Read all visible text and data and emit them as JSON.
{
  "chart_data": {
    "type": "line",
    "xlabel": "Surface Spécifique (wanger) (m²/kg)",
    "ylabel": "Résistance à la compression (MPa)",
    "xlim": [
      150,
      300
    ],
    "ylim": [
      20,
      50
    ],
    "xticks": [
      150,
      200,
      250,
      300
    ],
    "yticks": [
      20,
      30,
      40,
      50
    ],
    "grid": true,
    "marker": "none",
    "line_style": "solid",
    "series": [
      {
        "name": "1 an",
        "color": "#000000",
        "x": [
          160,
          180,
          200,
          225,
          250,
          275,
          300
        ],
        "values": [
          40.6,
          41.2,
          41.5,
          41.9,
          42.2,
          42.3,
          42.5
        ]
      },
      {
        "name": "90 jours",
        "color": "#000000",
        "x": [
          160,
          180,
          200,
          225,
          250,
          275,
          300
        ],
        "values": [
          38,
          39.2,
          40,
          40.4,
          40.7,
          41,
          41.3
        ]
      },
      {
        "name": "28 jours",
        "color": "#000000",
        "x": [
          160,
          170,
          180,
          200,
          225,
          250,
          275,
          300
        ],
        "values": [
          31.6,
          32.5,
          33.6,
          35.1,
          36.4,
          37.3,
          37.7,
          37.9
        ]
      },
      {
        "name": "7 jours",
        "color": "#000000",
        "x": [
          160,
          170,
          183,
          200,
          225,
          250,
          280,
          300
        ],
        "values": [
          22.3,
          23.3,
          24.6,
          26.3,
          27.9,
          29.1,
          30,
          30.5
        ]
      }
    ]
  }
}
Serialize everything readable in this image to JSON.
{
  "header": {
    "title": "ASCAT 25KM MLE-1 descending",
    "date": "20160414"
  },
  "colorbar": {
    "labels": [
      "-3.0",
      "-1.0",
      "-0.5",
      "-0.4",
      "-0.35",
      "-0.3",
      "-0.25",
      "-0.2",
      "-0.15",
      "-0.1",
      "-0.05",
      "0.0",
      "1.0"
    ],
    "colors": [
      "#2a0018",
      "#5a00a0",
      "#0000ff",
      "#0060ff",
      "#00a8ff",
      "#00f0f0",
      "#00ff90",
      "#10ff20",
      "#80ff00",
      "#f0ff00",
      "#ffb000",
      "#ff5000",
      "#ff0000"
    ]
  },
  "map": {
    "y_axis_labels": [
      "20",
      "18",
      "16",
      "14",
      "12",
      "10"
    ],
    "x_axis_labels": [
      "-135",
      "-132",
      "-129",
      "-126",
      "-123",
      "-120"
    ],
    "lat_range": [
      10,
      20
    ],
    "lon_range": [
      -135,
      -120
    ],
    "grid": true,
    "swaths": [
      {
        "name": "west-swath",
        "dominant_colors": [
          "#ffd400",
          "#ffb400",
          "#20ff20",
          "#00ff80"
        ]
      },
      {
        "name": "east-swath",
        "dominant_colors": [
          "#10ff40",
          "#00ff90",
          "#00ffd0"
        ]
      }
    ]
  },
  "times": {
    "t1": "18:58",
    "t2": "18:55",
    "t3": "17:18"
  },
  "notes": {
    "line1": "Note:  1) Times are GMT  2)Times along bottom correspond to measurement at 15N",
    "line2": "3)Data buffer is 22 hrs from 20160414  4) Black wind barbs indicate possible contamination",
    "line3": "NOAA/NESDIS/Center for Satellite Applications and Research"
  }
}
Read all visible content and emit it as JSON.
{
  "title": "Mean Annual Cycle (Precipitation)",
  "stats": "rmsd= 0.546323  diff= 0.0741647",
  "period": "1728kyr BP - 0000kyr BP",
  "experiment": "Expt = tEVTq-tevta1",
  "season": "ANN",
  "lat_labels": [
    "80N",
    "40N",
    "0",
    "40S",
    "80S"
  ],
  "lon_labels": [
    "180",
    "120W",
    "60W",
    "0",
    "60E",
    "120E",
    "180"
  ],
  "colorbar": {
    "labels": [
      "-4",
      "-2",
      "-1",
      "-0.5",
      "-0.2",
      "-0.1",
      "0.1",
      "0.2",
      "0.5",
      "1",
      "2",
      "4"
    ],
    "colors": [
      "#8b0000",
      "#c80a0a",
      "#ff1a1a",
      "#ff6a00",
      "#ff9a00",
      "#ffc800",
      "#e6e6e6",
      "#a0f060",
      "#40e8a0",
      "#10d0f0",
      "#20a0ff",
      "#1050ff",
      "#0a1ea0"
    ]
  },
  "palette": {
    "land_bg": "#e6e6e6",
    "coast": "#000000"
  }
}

Problem:
Report the number of lines in the entries above that include the string "JSON". Give nothing but the number.

Correct result:
3